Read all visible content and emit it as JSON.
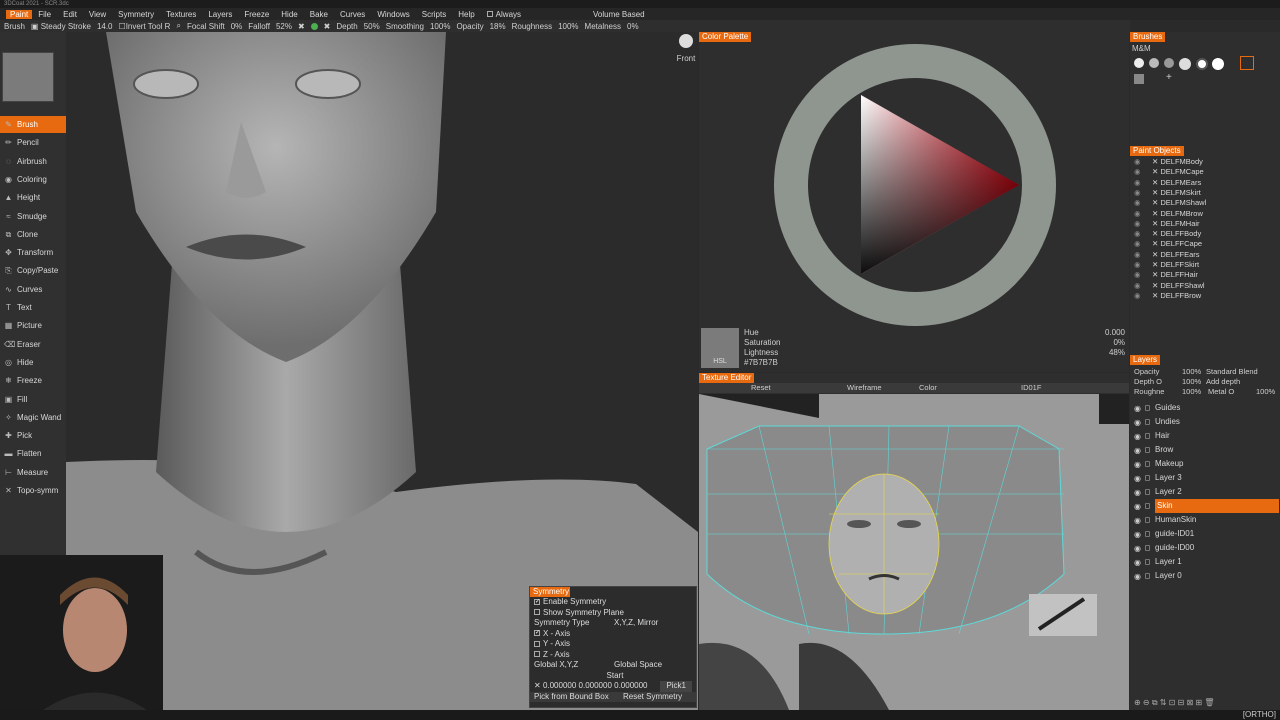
{
  "window": {
    "title": "3DCoat 2021 - SCR.3dc"
  },
  "menu": {
    "app": "Paint",
    "items": [
      "File",
      "Edit",
      "View",
      "Symmetry",
      "Textures",
      "Layers",
      "Freeze",
      "Hide",
      "Bake",
      "Curves",
      "Windows",
      "Scripts",
      "Help"
    ],
    "always": "Always",
    "volume": "Volume Based"
  },
  "toolbar": {
    "brush": "Brush",
    "steady": "Steady Stroke",
    "steady_val": "14.0",
    "invert": "Invert Tool R",
    "focal": "Focal Shift",
    "focal_val": "0%",
    "falloff": "Falloff",
    "falloff_val": "52%",
    "depth": "Depth",
    "depth_val": "50%",
    "smoothing": "Smoothing",
    "smoothing_val": "100%",
    "opacity": "Opacity",
    "opacity_val": "18%",
    "roughness": "Roughness",
    "roughness_val": "100%",
    "metalness": "Metalness",
    "metalness_val": "0%"
  },
  "tools": [
    "Brush",
    "Pencil",
    "Airbrush",
    "Coloring",
    "Height",
    "Smudge",
    "Clone",
    "Transform",
    "Copy/Paste",
    "Curves",
    "Text",
    "Picture",
    "Eraser",
    "Hide",
    "Freeze",
    "Fill",
    "Magic Wand",
    "Pick",
    "Flatten",
    "Measure",
    "Topo-symm"
  ],
  "view": {
    "label": "Front"
  },
  "symmetry": {
    "title": "Symmetry",
    "enable": "Enable Symmetry",
    "show_plane": "Show Symmetry Plane",
    "type_label": "Symmetry Type",
    "type_val": "X,Y,Z, Mirror",
    "x": "X - Axis",
    "y": "Y - Axis",
    "z": "Z - Axis",
    "global": "Global X,Y,Z",
    "space": "Global Space",
    "start": "Start",
    "coords": "0.000000  0.000000  0.000000",
    "pick": "Pick1",
    "pick_bound": "Pick from Bound Box",
    "reset": "Reset Symmetry"
  },
  "palette": {
    "title": "Color Palette",
    "hue": "Hue",
    "hue_val": "0.000",
    "sat": "Saturation",
    "sat_val": "0%",
    "light": "Lightness",
    "light_val": "48%",
    "mode": "HSL",
    "hex": "#7B7B7B",
    "swatch": "#7b7b7b"
  },
  "texture_editor": {
    "title": "Texture Editor",
    "reset": "Reset",
    "wireframe": "Wireframe",
    "color": "Color",
    "id": "ID01F"
  },
  "brushes": {
    "title": "Brushes",
    "set": "M&M"
  },
  "paint_objects": {
    "title": "Paint Objects",
    "items": [
      "DELFMBody",
      "DELFMCape",
      "DELFMEars",
      "DELFMSkirt",
      "DELFMShawl",
      "DELFMBrow",
      "DELFMHair",
      "DELFFBody",
      "DELFFCape",
      "DELFFEars",
      "DELFFSkirt",
      "DELFFHair",
      "DELFFShawl",
      "DELFFBrow"
    ]
  },
  "layers": {
    "title": "Layers",
    "opacity": "Opacity",
    "opacity_val": "100%",
    "blend": "Standard Blend",
    "depth": "Depth O",
    "depth_val": "100%",
    "add_depth": "Add depth",
    "rough": "Roughne",
    "rough_val": "100%",
    "metal": "Metal O",
    "metal_val": "100%",
    "items": [
      "Guides",
      "Undies",
      "Hair",
      "Brow",
      "Makeup",
      "Layer 3",
      "Layer 2",
      "Skin",
      "HumanSkin",
      "guide-ID01",
      "guide-ID00",
      "Layer 1",
      "Layer 0"
    ],
    "selected": "Skin"
  },
  "status": {
    "ortho": "[ORTHO]"
  },
  "colors": {
    "accent": "#e86a10"
  }
}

> [AIM] Pictures are excluded; output everything else in the data verbatim.

> [SOLUTION TO THIS PROBLEM]
Read all visible content and emit it as JSON.
{
  "window": {
    "title": "3DCoat 2021 - SCR.3dc"
  },
  "menu": {
    "app": "Paint",
    "items": [
      "File",
      "Edit",
      "View",
      "Symmetry",
      "Textures",
      "Layers",
      "Freeze",
      "Hide",
      "Bake",
      "Curves",
      "Windows",
      "Scripts",
      "Help"
    ],
    "always": "Always",
    "volume": "Volume Based"
  },
  "toolbar": {
    "brush": "Brush",
    "steady": "Steady Stroke",
    "steady_val": "14.0",
    "invert": "Invert Tool R",
    "focal": "Focal Shift",
    "focal_val": "0%",
    "falloff": "Falloff",
    "falloff_val": "52%",
    "depth": "Depth",
    "depth_val": "50%",
    "smoothing": "Smoothing",
    "smoothing_val": "100%",
    "opacity": "Opacity",
    "opacity_val": "18%",
    "roughness": "Roughness",
    "roughness_val": "100%",
    "metalness": "Metalness",
    "metalness_val": "0%"
  },
  "tools": [
    "Brush",
    "Pencil",
    "Airbrush",
    "Coloring",
    "Height",
    "Smudge",
    "Clone",
    "Transform",
    "Copy/Paste",
    "Curves",
    "Text",
    "Picture",
    "Eraser",
    "Hide",
    "Freeze",
    "Fill",
    "Magic Wand",
    "Pick",
    "Flatten",
    "Measure",
    "Topo-symm"
  ],
  "view": {
    "label": "Front"
  },
  "symmetry": {
    "title": "Symmetry",
    "enable": "Enable Symmetry",
    "show_plane": "Show Symmetry Plane",
    "type_label": "Symmetry Type",
    "type_val": "X,Y,Z, Mirror",
    "x": "X - Axis",
    "y": "Y - Axis",
    "z": "Z - Axis",
    "global": "Global X,Y,Z",
    "space": "Global Space",
    "start": "Start",
    "coords": "0.000000  0.000000  0.000000",
    "pick": "Pick1",
    "pick_bound": "Pick from Bound Box",
    "reset": "Reset Symmetry"
  },
  "palette": {
    "title": "Color Palette",
    "hue": "Hue",
    "hue_val": "0.000",
    "sat": "Saturation",
    "sat_val": "0%",
    "light": "Lightness",
    "light_val": "48%",
    "mode": "HSL",
    "hex": "#7B7B7B",
    "swatch": "#7b7b7b"
  },
  "texture_editor": {
    "title": "Texture Editor",
    "reset": "Reset",
    "wireframe": "Wireframe",
    "color": "Color",
    "id": "ID01F"
  },
  "brushes": {
    "title": "Brushes",
    "set": "M&M"
  },
  "paint_objects": {
    "title": "Paint Objects",
    "items": [
      "DELFMBody",
      "DELFMCape",
      "DELFMEars",
      "DELFMSkirt",
      "DELFMShawl",
      "DELFMBrow",
      "DELFMHair",
      "DELFFBody",
      "DELFFCape",
      "DELFFEars",
      "DELFFSkirt",
      "DELFFHair",
      "DELFFShawl",
      "DELFFBrow"
    ]
  },
  "layers": {
    "title": "Layers",
    "opacity": "Opacity",
    "opacity_val": "100%",
    "blend": "Standard Blend",
    "depth": "Depth O",
    "depth_val": "100%",
    "add_depth": "Add depth",
    "rough": "Roughne",
    "rough_val": "100%",
    "metal": "Metal O",
    "metal_val": "100%",
    "items": [
      "Guides",
      "Undies",
      "Hair",
      "Brow",
      "Makeup",
      "Layer 3",
      "Layer 2",
      "Skin",
      "HumanSkin",
      "guide-ID01",
      "guide-ID00",
      "Layer 1",
      "Layer 0"
    ],
    "selected": "Skin"
  },
  "status": {
    "ortho": "[ORTHO]"
  },
  "colors": {
    "accent": "#e86a10"
  }
}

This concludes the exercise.